§ Recorded data
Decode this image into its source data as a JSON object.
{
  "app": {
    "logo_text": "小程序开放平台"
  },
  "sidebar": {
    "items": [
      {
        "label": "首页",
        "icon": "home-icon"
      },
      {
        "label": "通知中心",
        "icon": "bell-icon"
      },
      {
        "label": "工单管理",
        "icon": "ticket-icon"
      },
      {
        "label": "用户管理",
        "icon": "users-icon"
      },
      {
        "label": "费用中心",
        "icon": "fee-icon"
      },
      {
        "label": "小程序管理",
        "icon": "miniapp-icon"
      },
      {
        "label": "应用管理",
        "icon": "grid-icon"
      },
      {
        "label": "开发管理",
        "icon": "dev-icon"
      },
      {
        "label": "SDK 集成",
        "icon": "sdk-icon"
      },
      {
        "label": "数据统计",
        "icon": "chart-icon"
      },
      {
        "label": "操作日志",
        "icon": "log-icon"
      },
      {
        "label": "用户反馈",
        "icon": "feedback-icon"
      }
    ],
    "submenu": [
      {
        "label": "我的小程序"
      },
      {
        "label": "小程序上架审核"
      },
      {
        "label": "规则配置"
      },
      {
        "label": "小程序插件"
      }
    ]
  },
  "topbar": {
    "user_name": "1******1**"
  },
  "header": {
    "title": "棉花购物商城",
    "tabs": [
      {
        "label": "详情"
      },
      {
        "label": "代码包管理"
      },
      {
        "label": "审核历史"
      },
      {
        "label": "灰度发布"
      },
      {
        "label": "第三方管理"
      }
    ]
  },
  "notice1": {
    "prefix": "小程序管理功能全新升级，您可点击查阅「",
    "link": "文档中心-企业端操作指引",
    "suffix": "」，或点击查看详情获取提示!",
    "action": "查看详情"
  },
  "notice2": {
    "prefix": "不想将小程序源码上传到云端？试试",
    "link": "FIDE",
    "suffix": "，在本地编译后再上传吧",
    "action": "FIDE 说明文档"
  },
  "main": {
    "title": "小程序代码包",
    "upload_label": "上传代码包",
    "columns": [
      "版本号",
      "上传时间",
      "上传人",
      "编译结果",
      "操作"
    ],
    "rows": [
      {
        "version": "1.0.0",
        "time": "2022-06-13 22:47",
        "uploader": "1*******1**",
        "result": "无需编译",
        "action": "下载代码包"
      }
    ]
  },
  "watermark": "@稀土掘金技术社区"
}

§ Task description
Provide an exact reproduction of all the entries shown above.

§ Output for this task
Decode this image into its source data as a JSON object.
{
  "app": {
    "logo_text": "小程序开放平台"
  },
  "sidebar": {
    "items": [
      {
        "label": "首页",
        "icon": "home-icon"
      },
      {
        "label": "通知中心",
        "icon": "bell-icon"
      },
      {
        "label": "工单管理",
        "icon": "ticket-icon"
      },
      {
        "label": "用户管理",
        "icon": "users-icon"
      },
      {
        "label": "费用中心",
        "icon": "fee-icon"
      },
      {
        "label": "小程序管理",
        "icon": "miniapp-icon"
      },
      {
        "label": "应用管理",
        "icon": "grid-icon"
      },
      {
        "label": "开发管理",
        "icon": "dev-icon"
      },
      {
        "label": "SDK 集成",
        "icon": "sdk-icon"
      },
      {
        "label": "数据统计",
        "icon": "chart-icon"
      },
      {
        "label": "操作日志",
        "icon": "log-icon"
      },
      {
        "label": "用户反馈",
        "icon": "feedback-icon"
      }
    ],
    "submenu": [
      {
        "label": "我的小程序"
      },
      {
        "label": "小程序上架审核"
      },
      {
        "label": "规则配置"
      },
      {
        "label": "小程序插件"
      }
    ]
  },
  "topbar": {
    "user_name": "1******1**"
  },
  "header": {
    "title": "棉花购物商城",
    "tabs": [
      {
        "label": "详情"
      },
      {
        "label": "代码包管理"
      },
      {
        "label": "审核历史"
      },
      {
        "label": "灰度发布"
      },
      {
        "label": "第三方管理"
      }
    ]
  },
  "notice1": {
    "prefix": "小程序管理功能全新升级，您可点击查阅「",
    "link": "文档中心-企业端操作指引",
    "suffix": "」，或点击查看详情获取提示!",
    "action": "查看详情"
  },
  "notice2": {
    "prefix": "不想将小程序源码上传到云端？试试",
    "link": "FIDE",
    "suffix": "，在本地编译后再上传吧",
    "action": "FIDE 说明文档"
  },
  "main": {
    "title": "小程序代码包",
    "upload_label": "上传代码包",
    "columns": [
      "版本号",
      "上传时间",
      "上传人",
      "编译结果",
      "操作"
    ],
    "rows": [
      {
        "version": "1.0.0",
        "time": "2022-06-13 22:47",
        "uploader": "1*******1**",
        "result": "无需编译",
        "action": "下载代码包"
      }
    ]
  },
  "watermark": "@稀土掘金技术社区"
}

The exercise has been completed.